_WORK REQUIRED_
The records should be written out in full, with nothing altered.

_Dataset listings of figures_
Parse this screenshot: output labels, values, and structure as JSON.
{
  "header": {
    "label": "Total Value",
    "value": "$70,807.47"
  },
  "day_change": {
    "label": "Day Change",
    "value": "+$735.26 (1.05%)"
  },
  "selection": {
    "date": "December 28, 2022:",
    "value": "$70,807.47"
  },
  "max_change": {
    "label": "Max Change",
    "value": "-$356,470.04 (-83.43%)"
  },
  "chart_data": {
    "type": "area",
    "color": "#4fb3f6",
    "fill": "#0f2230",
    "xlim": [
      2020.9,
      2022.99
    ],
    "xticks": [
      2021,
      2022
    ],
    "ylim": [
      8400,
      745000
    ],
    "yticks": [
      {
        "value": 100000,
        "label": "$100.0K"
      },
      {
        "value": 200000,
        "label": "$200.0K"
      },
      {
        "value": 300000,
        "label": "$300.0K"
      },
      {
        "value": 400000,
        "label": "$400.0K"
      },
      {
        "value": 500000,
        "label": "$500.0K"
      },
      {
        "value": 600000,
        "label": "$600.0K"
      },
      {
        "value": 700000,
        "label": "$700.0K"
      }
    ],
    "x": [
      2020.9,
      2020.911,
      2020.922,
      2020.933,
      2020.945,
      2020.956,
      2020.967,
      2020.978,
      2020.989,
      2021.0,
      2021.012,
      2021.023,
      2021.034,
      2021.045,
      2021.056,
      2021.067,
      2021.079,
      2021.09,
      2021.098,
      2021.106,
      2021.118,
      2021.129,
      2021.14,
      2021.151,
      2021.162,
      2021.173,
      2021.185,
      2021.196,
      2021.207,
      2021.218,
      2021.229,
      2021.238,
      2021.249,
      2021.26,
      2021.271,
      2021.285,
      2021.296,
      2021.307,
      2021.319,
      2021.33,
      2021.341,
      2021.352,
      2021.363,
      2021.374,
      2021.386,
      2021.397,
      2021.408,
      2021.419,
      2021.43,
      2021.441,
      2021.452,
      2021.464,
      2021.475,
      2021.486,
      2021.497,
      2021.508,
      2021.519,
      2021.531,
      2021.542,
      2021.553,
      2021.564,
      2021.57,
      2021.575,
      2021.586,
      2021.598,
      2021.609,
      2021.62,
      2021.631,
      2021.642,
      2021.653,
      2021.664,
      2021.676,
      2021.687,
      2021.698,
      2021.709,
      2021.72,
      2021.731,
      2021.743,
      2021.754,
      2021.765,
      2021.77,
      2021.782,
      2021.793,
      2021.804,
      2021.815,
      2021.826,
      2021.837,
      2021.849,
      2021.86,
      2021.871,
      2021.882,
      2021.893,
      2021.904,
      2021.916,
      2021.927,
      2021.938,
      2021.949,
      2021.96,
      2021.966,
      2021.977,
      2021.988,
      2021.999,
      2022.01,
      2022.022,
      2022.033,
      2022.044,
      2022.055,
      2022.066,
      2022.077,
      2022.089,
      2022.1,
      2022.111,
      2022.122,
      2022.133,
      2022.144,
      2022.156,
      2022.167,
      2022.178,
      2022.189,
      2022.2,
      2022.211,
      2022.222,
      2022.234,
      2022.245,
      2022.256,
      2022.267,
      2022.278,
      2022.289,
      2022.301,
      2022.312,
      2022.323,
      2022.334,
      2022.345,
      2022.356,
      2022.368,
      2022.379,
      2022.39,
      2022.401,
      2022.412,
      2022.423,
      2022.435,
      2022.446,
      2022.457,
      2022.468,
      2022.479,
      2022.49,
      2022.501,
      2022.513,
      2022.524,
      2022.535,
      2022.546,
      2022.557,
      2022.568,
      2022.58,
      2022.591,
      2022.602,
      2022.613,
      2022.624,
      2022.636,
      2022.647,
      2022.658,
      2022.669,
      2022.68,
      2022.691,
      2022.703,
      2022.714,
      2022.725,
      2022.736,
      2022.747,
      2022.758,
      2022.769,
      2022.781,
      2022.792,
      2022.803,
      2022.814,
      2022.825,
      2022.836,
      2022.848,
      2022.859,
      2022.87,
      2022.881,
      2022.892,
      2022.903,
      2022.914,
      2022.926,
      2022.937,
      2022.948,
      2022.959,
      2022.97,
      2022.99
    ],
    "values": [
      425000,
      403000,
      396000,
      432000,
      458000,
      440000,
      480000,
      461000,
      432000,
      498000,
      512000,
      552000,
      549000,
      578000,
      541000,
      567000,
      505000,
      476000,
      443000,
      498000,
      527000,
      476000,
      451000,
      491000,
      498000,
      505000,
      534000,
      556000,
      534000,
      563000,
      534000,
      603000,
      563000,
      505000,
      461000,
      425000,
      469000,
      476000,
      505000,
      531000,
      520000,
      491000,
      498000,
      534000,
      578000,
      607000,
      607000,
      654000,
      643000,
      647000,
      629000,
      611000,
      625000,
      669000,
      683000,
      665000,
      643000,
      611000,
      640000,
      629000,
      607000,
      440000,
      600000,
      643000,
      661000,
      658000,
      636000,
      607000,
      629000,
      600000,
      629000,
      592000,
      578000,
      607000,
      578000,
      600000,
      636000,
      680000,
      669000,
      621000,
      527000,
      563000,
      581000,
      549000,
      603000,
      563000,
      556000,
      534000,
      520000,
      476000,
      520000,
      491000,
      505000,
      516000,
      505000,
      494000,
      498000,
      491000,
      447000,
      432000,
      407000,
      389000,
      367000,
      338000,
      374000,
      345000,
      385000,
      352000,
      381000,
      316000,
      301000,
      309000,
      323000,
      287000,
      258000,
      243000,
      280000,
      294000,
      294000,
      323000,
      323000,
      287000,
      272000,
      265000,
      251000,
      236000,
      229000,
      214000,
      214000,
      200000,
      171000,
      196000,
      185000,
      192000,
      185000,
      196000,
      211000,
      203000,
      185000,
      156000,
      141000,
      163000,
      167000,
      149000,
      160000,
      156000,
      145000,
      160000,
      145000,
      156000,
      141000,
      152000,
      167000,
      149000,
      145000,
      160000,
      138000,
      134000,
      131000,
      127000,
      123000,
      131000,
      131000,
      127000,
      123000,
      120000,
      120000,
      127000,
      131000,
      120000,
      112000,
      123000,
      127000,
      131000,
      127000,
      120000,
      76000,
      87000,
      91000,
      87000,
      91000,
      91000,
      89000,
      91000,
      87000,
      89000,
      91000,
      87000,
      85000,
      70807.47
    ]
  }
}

_ANSWER TO THIS TASK_
Parse this screenshot: output labels, values, and structure as JSON.
{
  "header": {
    "label": "Total Value",
    "value": "$70,807.47"
  },
  "day_change": {
    "label": "Day Change",
    "value": "+$735.26 (1.05%)"
  },
  "selection": {
    "date": "December 28, 2022:",
    "value": "$70,807.47"
  },
  "max_change": {
    "label": "Max Change",
    "value": "-$356,470.04 (-83.43%)"
  },
  "chart_data": {
    "type": "area",
    "color": "#4fb3f6",
    "fill": "#0f2230",
    "xlim": [
      2020.9,
      2022.99
    ],
    "xticks": [
      2021,
      2022
    ],
    "ylim": [
      8400,
      745000
    ],
    "yticks": [
      {
        "value": 100000,
        "label": "$100.0K"
      },
      {
        "value": 200000,
        "label": "$200.0K"
      },
      {
        "value": 300000,
        "label": "$300.0K"
      },
      {
        "value": 400000,
        "label": "$400.0K"
      },
      {
        "value": 500000,
        "label": "$500.0K"
      },
      {
        "value": 600000,
        "label": "$600.0K"
      },
      {
        "value": 700000,
        "label": "$700.0K"
      }
    ],
    "x": [
      2020.9,
      2020.911,
      2020.922,
      2020.933,
      2020.945,
      2020.956,
      2020.967,
      2020.978,
      2020.989,
      2021.0,
      2021.012,
      2021.023,
      2021.034,
      2021.045,
      2021.056,
      2021.067,
      2021.079,
      2021.09,
      2021.098,
      2021.106,
      2021.118,
      2021.129,
      2021.14,
      2021.151,
      2021.162,
      2021.173,
      2021.185,
      2021.196,
      2021.207,
      2021.218,
      2021.229,
      2021.238,
      2021.249,
      2021.26,
      2021.271,
      2021.285,
      2021.296,
      2021.307,
      2021.319,
      2021.33,
      2021.341,
      2021.352,
      2021.363,
      2021.374,
      2021.386,
      2021.397,
      2021.408,
      2021.419,
      2021.43,
      2021.441,
      2021.452,
      2021.464,
      2021.475,
      2021.486,
      2021.497,
      2021.508,
      2021.519,
      2021.531,
      2021.542,
      2021.553,
      2021.564,
      2021.57,
      2021.575,
      2021.586,
      2021.598,
      2021.609,
      2021.62,
      2021.631,
      2021.642,
      2021.653,
      2021.664,
      2021.676,
      2021.687,
      2021.698,
      2021.709,
      2021.72,
      2021.731,
      2021.743,
      2021.754,
      2021.765,
      2021.77,
      2021.782,
      2021.793,
      2021.804,
      2021.815,
      2021.826,
      2021.837,
      2021.849,
      2021.86,
      2021.871,
      2021.882,
      2021.893,
      2021.904,
      2021.916,
      2021.927,
      2021.938,
      2021.949,
      2021.96,
      2021.966,
      2021.977,
      2021.988,
      2021.999,
      2022.01,
      2022.022,
      2022.033,
      2022.044,
      2022.055,
      2022.066,
      2022.077,
      2022.089,
      2022.1,
      2022.111,
      2022.122,
      2022.133,
      2022.144,
      2022.156,
      2022.167,
      2022.178,
      2022.189,
      2022.2,
      2022.211,
      2022.222,
      2022.234,
      2022.245,
      2022.256,
      2022.267,
      2022.278,
      2022.289,
      2022.301,
      2022.312,
      2022.323,
      2022.334,
      2022.345,
      2022.356,
      2022.368,
      2022.379,
      2022.39,
      2022.401,
      2022.412,
      2022.423,
      2022.435,
      2022.446,
      2022.457,
      2022.468,
      2022.479,
      2022.49,
      2022.501,
      2022.513,
      2022.524,
      2022.535,
      2022.546,
      2022.557,
      2022.568,
      2022.58,
      2022.591,
      2022.602,
      2022.613,
      2022.624,
      2022.636,
      2022.647,
      2022.658,
      2022.669,
      2022.68,
      2022.691,
      2022.703,
      2022.714,
      2022.725,
      2022.736,
      2022.747,
      2022.758,
      2022.769,
      2022.781,
      2022.792,
      2022.803,
      2022.814,
      2022.825,
      2022.836,
      2022.848,
      2022.859,
      2022.87,
      2022.881,
      2022.892,
      2022.903,
      2022.914,
      2022.926,
      2022.937,
      2022.948,
      2022.959,
      2022.97,
      2022.99
    ],
    "values": [
      425000,
      403000,
      396000,
      432000,
      458000,
      440000,
      480000,
      461000,
      432000,
      498000,
      512000,
      552000,
      549000,
      578000,
      541000,
      567000,
      505000,
      476000,
      443000,
      498000,
      527000,
      476000,
      451000,
      491000,
      498000,
      505000,
      534000,
      556000,
      534000,
      563000,
      534000,
      603000,
      563000,
      505000,
      461000,
      425000,
      469000,
      476000,
      505000,
      531000,
      520000,
      491000,
      498000,
      534000,
      578000,
      607000,
      607000,
      654000,
      643000,
      647000,
      629000,
      611000,
      625000,
      669000,
      683000,
      665000,
      643000,
      611000,
      640000,
      629000,
      607000,
      440000,
      600000,
      643000,
      661000,
      658000,
      636000,
      607000,
      629000,
      600000,
      629000,
      592000,
      578000,
      607000,
      578000,
      600000,
      636000,
      680000,
      669000,
      621000,
      527000,
      563000,
      581000,
      549000,
      603000,
      563000,
      556000,
      534000,
      520000,
      476000,
      520000,
      491000,
      505000,
      516000,
      505000,
      494000,
      498000,
      491000,
      447000,
      432000,
      407000,
      389000,
      367000,
      338000,
      374000,
      345000,
      385000,
      352000,
      381000,
      316000,
      301000,
      309000,
      323000,
      287000,
      258000,
      243000,
      280000,
      294000,
      294000,
      323000,
      323000,
      287000,
      272000,
      265000,
      251000,
      236000,
      229000,
      214000,
      214000,
      200000,
      171000,
      196000,
      185000,
      192000,
      185000,
      196000,
      211000,
      203000,
      185000,
      156000,
      141000,
      163000,
      167000,
      149000,
      160000,
      156000,
      145000,
      160000,
      145000,
      156000,
      141000,
      152000,
      167000,
      149000,
      145000,
      160000,
      138000,
      134000,
      131000,
      127000,
      123000,
      131000,
      131000,
      127000,
      123000,
      120000,
      120000,
      127000,
      131000,
      120000,
      112000,
      123000,
      127000,
      131000,
      127000,
      120000,
      76000,
      87000,
      91000,
      87000,
      91000,
      91000,
      89000,
      91000,
      87000,
      89000,
      91000,
      87000,
      85000,
      70807.47
    ]
  }
}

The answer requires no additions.